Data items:
※

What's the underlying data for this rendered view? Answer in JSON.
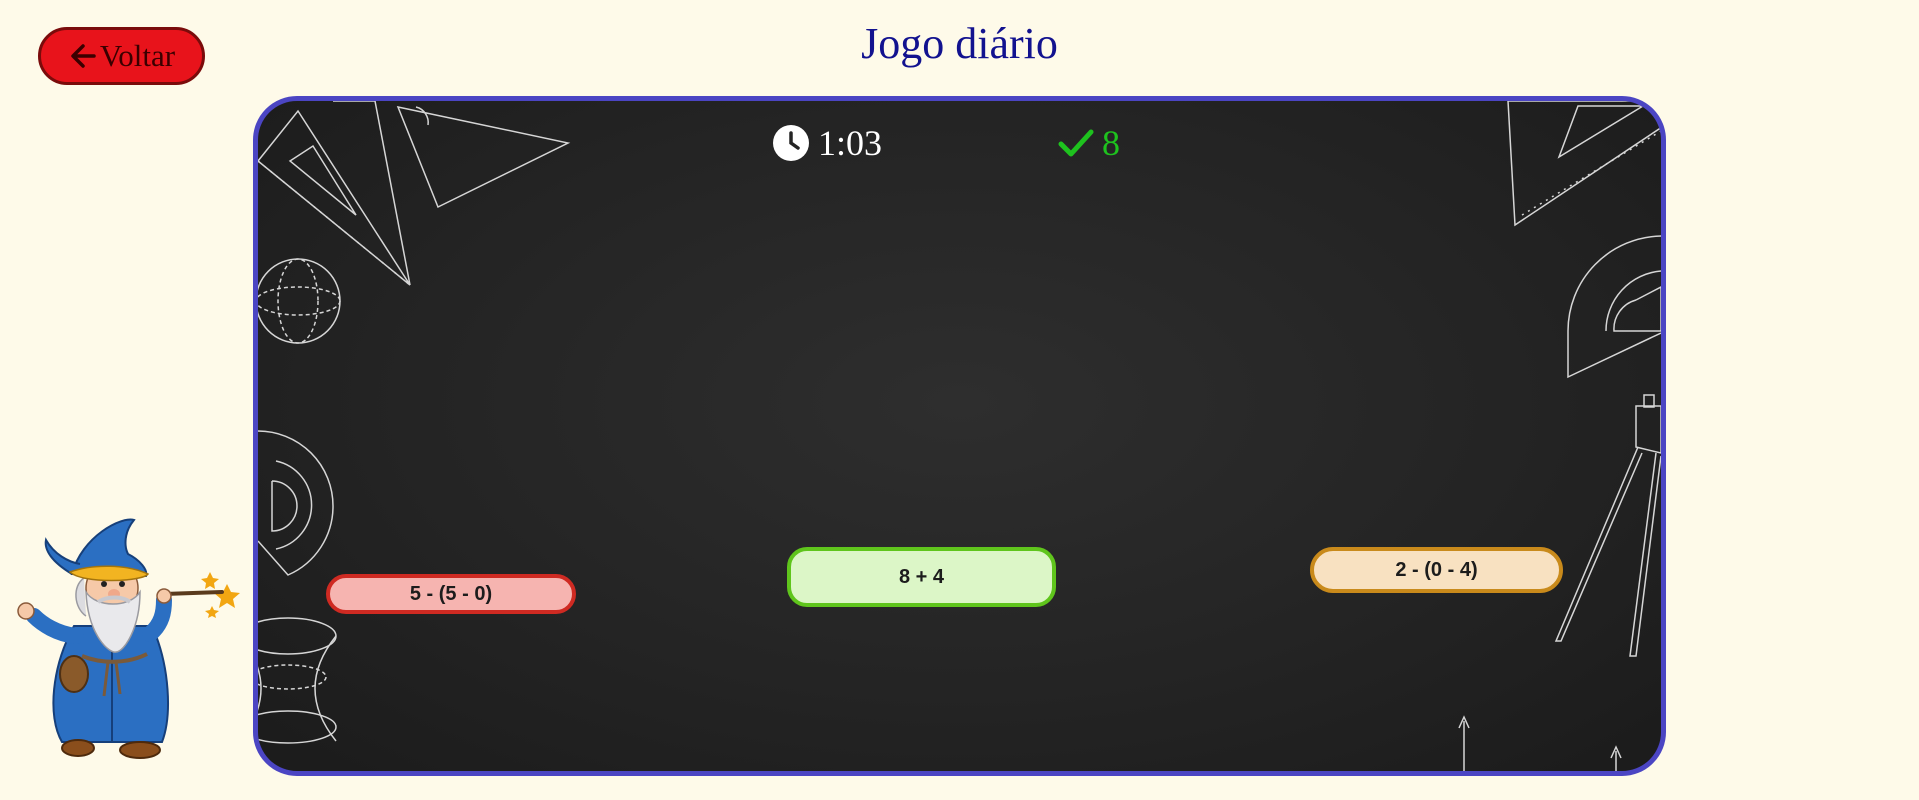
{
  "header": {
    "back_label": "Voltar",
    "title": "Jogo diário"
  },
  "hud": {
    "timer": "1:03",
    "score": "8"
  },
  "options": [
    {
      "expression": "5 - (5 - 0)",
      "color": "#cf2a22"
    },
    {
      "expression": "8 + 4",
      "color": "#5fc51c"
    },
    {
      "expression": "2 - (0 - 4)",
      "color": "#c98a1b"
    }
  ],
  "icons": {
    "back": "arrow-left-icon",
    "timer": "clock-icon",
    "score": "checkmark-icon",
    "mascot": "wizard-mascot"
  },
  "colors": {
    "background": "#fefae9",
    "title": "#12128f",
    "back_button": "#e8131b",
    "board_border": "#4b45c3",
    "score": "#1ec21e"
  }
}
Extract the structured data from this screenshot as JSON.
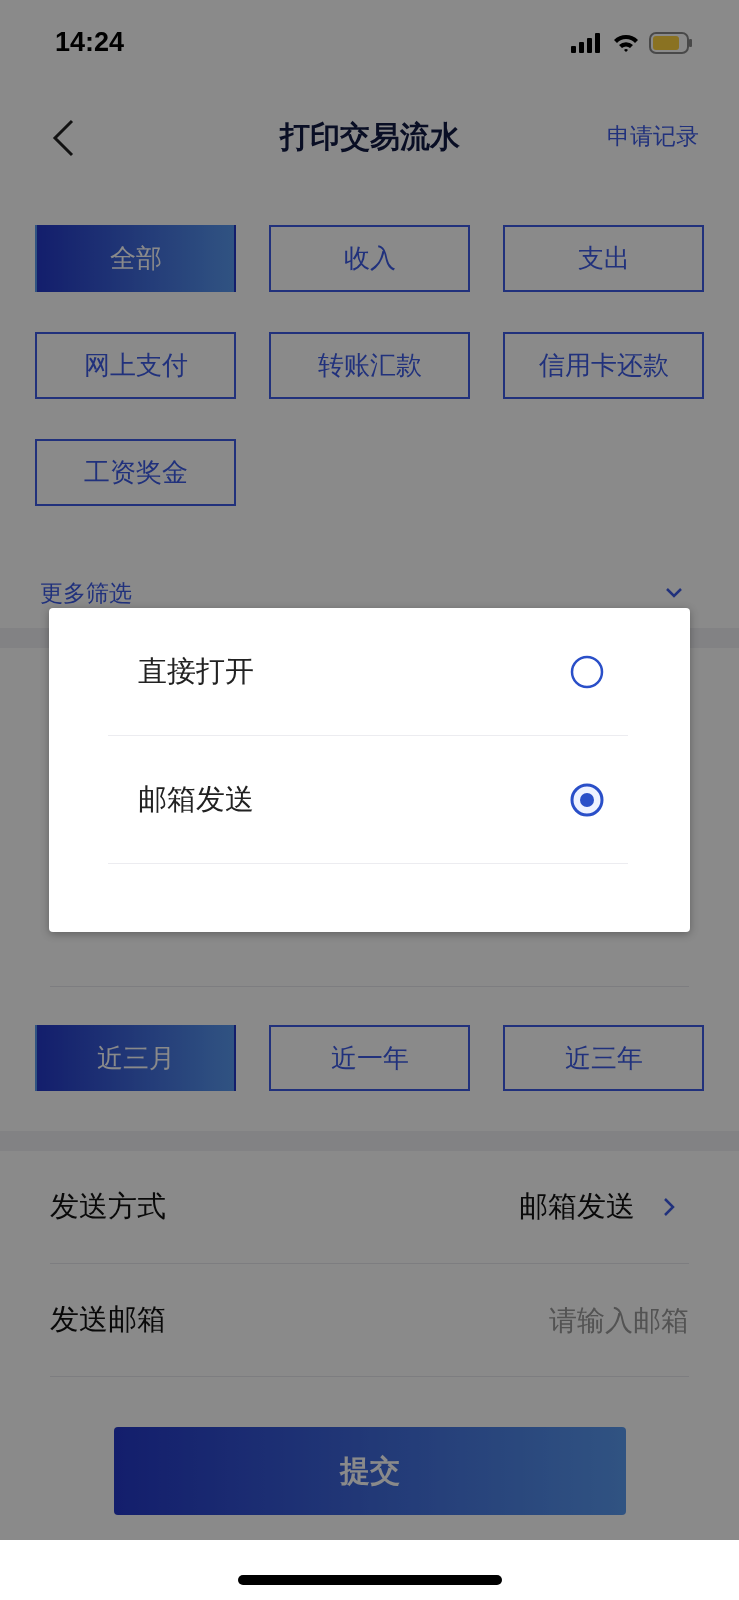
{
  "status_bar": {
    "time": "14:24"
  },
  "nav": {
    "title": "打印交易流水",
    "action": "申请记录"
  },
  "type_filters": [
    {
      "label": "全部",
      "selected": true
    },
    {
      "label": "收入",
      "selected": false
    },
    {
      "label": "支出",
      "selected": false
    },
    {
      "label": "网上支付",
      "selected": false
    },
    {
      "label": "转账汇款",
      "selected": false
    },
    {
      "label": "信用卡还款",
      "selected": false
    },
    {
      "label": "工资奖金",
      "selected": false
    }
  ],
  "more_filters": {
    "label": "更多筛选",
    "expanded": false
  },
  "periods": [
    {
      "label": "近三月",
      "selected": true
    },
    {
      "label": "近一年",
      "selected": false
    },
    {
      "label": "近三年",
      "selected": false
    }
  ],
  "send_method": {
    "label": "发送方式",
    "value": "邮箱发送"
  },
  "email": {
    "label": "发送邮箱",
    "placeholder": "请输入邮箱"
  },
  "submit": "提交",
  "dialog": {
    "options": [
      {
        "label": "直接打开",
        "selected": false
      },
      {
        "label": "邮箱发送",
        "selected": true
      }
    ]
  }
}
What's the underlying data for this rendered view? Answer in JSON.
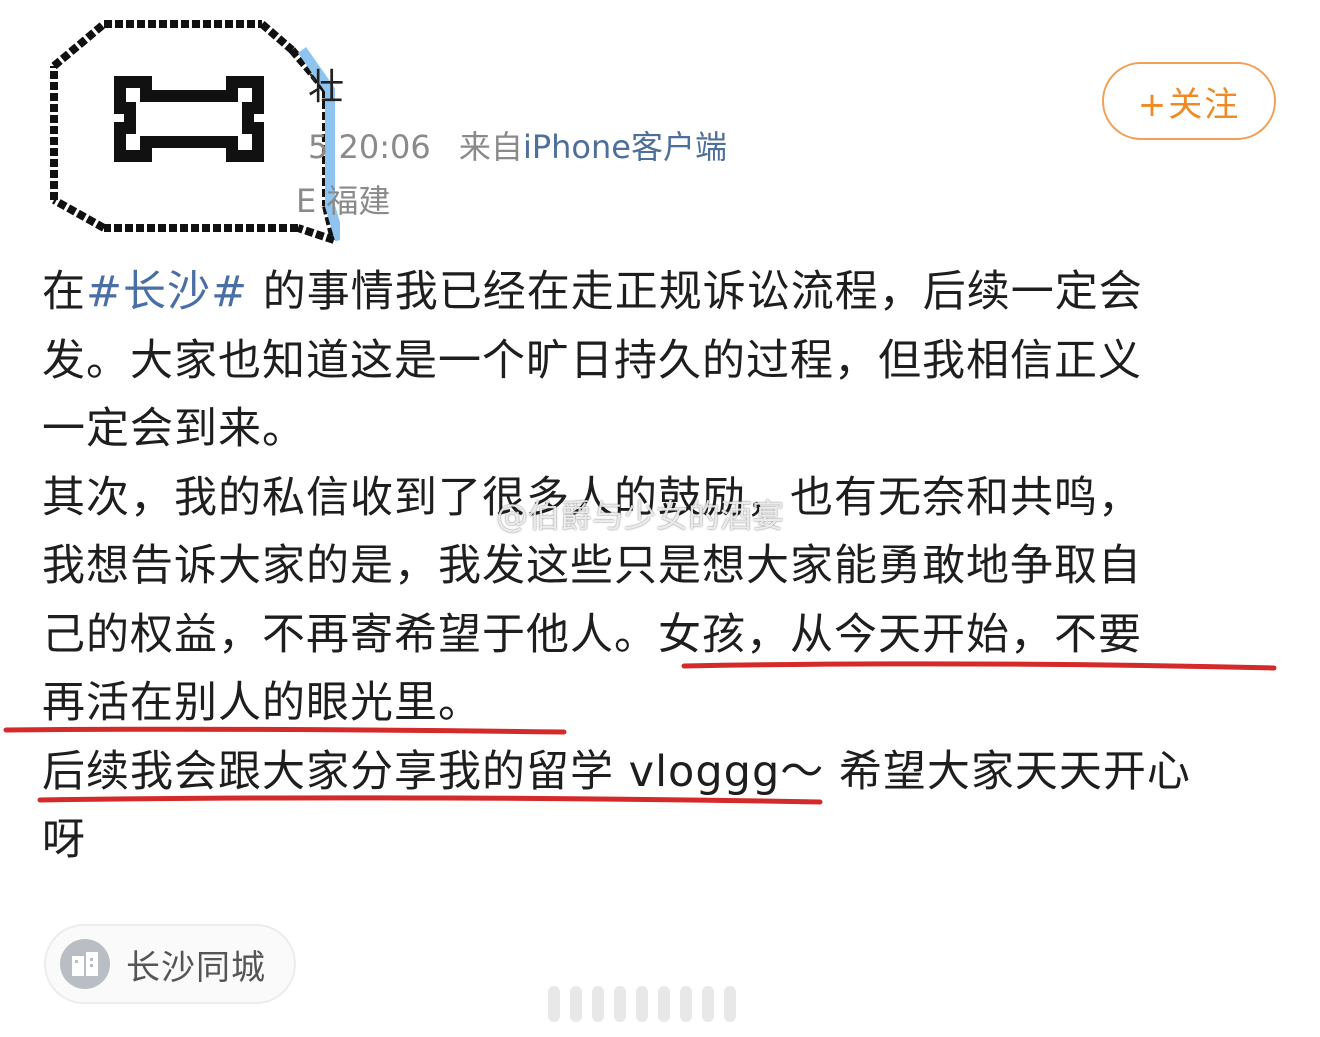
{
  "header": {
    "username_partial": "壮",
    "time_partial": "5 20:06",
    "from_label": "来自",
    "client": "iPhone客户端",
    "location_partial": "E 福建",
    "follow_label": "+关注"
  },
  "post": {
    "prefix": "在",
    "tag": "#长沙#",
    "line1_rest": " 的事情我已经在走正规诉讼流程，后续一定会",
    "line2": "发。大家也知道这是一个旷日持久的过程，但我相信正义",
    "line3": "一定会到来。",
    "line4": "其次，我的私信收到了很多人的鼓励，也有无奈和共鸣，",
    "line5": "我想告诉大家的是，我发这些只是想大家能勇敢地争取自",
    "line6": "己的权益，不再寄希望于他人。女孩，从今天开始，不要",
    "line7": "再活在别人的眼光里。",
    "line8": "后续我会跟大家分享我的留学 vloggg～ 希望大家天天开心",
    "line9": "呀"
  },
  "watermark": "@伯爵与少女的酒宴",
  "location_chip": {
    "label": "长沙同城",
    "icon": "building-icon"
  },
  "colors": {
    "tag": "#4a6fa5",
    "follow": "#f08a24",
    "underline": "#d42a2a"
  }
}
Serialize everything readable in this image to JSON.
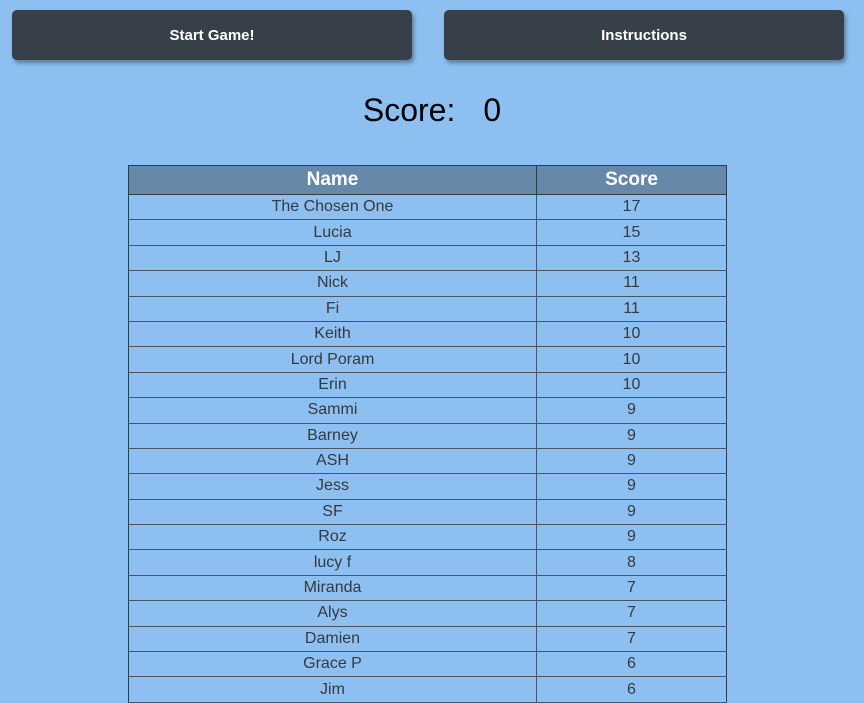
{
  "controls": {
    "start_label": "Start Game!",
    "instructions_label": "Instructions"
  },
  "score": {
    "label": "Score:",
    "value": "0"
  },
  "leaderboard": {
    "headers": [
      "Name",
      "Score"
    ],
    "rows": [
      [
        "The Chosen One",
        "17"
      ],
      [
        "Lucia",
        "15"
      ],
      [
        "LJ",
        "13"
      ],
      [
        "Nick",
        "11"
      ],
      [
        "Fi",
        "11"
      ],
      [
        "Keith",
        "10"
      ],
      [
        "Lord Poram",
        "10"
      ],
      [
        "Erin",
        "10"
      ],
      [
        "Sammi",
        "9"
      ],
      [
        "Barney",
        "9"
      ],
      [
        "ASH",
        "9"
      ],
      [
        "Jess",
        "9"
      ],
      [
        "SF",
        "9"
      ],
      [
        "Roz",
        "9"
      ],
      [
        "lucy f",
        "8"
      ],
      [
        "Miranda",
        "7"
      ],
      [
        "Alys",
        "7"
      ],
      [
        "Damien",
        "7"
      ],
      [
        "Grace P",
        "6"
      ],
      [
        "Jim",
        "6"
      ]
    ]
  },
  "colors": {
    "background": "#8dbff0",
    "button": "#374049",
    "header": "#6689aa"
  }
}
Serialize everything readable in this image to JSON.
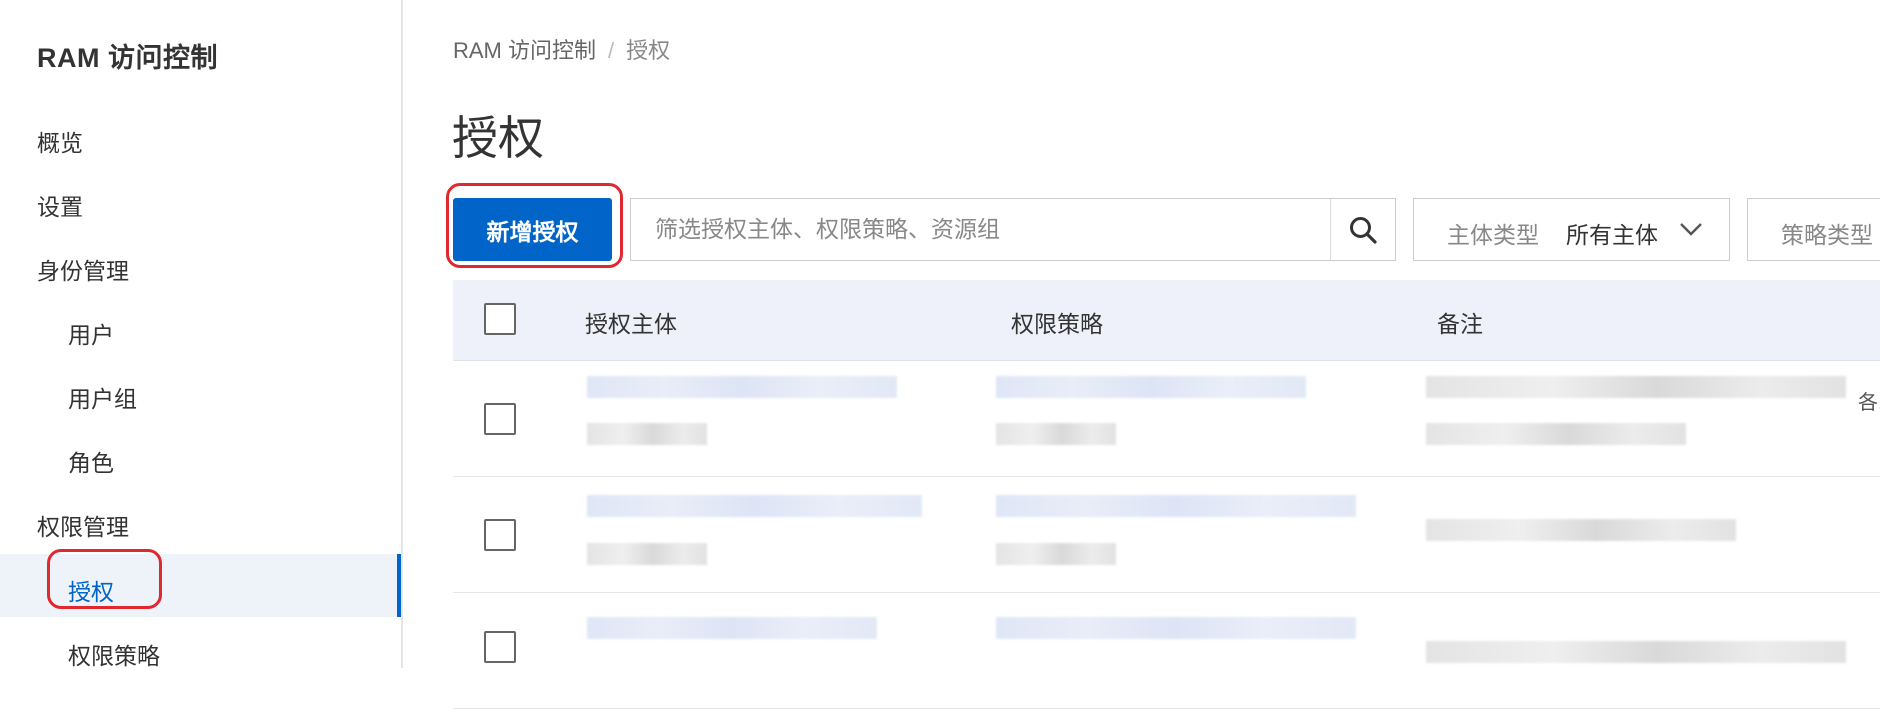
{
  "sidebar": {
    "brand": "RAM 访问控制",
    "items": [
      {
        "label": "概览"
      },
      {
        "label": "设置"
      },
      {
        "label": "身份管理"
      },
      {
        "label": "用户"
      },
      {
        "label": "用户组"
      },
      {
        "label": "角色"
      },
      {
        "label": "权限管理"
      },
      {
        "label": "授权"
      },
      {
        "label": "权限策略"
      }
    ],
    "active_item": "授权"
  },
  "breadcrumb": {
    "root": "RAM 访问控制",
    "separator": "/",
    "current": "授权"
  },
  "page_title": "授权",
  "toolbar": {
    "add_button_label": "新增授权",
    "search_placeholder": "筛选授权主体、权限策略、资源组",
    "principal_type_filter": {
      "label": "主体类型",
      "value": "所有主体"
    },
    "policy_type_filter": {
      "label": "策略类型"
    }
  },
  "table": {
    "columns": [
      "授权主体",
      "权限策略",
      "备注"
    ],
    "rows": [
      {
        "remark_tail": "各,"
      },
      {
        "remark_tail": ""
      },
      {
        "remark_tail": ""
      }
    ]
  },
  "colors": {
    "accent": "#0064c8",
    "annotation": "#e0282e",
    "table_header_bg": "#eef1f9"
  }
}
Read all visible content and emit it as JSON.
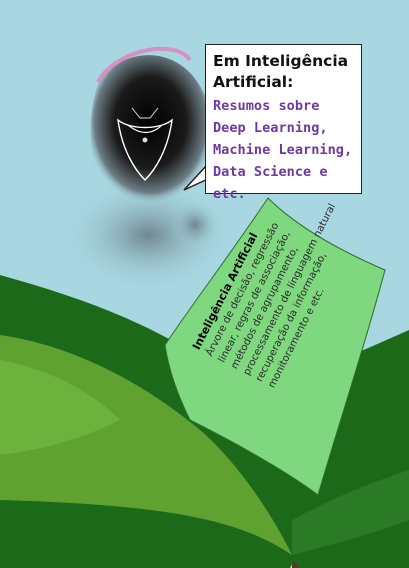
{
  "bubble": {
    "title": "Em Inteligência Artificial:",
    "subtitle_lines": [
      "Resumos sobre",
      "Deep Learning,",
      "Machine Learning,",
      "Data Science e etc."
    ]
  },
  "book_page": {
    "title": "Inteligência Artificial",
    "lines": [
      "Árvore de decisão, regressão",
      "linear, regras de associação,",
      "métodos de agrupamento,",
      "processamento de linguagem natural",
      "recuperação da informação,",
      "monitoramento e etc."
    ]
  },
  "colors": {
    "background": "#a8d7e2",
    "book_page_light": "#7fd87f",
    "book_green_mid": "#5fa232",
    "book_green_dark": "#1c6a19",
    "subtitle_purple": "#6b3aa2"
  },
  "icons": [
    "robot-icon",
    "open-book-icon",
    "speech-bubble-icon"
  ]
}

※

Problem details: Copy out every line with the word "background".

The answer:
    "background": "#fefae9",
    "background": "#8dbff0",
    "background": "#a8d7e2",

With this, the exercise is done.